Records about charts and figures
┏━━

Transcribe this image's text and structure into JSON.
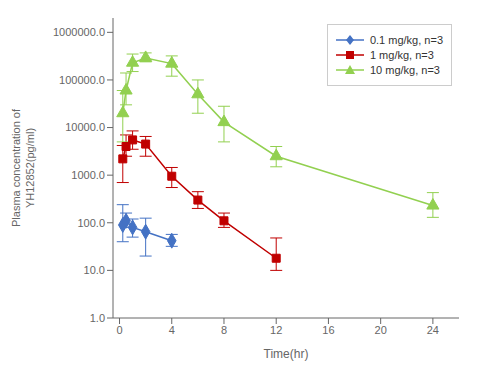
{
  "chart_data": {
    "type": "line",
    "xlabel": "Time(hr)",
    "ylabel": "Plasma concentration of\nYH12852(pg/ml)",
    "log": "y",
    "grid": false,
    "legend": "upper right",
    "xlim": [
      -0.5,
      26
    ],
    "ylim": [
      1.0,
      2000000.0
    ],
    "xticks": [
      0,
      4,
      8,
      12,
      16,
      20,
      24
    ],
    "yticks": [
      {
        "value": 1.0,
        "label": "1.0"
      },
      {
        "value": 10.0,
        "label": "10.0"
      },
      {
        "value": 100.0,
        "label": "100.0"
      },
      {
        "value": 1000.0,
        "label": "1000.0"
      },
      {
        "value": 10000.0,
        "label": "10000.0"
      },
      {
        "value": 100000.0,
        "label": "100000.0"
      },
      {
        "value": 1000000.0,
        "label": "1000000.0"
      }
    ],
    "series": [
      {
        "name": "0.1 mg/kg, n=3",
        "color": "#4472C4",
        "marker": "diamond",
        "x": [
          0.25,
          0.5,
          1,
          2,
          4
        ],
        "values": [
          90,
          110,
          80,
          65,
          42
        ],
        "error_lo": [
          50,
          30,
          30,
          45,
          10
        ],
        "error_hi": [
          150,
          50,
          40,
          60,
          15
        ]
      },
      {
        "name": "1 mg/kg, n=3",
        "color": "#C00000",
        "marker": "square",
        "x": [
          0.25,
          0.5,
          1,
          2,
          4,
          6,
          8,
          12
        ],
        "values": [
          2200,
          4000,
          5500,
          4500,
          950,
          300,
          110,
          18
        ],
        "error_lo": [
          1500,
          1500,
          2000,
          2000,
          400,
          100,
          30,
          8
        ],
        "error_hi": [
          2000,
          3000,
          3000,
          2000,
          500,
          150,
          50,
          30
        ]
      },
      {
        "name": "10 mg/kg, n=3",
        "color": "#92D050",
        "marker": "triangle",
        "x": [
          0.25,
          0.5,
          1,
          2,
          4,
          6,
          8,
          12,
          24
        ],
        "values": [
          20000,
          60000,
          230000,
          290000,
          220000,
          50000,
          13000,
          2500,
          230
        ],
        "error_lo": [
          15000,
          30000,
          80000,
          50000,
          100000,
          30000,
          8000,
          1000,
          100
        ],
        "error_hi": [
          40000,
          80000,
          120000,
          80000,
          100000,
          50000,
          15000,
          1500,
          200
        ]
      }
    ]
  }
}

┗━━
┏━━

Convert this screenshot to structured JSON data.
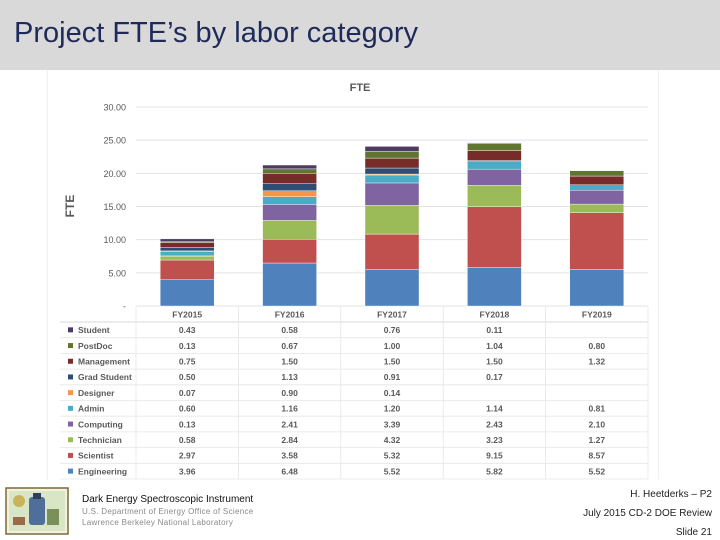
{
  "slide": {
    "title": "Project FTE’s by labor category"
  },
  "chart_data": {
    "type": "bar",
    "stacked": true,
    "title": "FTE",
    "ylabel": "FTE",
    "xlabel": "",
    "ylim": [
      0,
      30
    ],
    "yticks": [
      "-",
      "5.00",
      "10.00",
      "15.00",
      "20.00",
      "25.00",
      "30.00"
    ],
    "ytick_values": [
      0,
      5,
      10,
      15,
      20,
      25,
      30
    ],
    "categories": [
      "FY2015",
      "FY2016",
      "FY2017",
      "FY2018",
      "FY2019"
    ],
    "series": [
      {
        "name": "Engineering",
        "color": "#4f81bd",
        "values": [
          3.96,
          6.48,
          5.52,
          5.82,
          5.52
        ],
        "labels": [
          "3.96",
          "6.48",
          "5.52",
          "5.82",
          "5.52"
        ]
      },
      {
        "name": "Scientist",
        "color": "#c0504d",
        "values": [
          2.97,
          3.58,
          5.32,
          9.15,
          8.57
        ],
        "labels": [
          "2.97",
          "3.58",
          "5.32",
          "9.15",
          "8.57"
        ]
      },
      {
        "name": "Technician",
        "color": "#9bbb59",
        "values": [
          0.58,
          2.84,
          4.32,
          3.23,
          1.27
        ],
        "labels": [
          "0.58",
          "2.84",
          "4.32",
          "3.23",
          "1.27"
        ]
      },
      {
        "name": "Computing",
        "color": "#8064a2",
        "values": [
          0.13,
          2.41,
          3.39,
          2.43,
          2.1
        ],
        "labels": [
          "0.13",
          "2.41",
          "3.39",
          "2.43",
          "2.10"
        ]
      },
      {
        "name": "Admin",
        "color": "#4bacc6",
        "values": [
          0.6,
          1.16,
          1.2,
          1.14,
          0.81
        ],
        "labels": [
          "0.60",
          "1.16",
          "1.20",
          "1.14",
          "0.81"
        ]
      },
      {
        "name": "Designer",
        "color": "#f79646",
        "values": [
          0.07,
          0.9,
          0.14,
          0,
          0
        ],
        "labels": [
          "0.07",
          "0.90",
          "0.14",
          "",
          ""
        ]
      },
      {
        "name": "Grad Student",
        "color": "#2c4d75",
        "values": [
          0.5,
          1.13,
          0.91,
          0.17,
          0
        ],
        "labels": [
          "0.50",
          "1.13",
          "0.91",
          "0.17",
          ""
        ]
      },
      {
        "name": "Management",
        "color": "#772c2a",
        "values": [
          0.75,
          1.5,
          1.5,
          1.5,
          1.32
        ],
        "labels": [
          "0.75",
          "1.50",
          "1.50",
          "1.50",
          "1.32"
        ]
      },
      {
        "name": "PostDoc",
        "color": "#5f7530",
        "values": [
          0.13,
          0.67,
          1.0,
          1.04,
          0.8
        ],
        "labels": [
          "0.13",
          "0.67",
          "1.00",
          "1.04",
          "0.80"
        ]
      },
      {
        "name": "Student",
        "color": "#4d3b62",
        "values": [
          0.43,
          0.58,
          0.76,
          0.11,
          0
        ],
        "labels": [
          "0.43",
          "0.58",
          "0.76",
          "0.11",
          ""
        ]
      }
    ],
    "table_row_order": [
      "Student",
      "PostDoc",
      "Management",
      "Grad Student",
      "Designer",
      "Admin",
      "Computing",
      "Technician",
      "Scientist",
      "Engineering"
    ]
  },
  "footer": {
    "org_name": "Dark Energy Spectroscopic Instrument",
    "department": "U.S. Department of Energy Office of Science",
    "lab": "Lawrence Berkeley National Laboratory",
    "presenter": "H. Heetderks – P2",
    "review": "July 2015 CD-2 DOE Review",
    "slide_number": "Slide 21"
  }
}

┗━━
┏━━

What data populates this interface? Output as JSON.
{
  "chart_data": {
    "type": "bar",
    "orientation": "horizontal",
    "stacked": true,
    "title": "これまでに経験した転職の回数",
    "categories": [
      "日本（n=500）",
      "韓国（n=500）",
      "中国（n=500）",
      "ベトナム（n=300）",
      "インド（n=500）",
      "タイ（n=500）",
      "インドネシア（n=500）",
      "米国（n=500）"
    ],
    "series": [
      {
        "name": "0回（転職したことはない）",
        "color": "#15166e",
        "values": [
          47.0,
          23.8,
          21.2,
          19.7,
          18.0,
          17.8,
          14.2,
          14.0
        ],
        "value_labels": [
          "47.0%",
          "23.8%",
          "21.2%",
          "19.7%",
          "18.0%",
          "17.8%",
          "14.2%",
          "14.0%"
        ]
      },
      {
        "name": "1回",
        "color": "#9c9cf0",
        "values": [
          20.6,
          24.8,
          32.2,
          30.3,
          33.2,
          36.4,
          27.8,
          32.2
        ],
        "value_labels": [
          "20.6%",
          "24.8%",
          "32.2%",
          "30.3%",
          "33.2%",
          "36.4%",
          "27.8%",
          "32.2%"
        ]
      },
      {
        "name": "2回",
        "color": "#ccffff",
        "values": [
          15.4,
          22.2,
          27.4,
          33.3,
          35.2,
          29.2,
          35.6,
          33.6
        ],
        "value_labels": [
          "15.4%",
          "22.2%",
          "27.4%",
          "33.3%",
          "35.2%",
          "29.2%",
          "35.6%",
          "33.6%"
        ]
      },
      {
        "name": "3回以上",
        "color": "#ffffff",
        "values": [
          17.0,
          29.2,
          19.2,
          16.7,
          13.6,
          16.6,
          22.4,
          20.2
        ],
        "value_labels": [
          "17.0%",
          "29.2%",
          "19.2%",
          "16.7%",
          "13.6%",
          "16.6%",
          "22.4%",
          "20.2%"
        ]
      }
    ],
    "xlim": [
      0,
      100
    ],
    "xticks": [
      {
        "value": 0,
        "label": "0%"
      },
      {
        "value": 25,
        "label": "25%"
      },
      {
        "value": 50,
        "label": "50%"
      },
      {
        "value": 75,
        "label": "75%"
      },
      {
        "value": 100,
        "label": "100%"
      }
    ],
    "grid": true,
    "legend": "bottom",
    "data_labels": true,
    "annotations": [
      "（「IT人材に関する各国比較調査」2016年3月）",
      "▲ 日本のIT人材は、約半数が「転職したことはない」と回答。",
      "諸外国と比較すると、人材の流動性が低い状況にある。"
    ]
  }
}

┗━━

▸ **Task requirements**
Identify each line of the material where the word "Student" shows up, and copy it.

▸ **Task output**
        "name": "Grad Student",
        "name": "Student",
      "Student",
      "Grad Student",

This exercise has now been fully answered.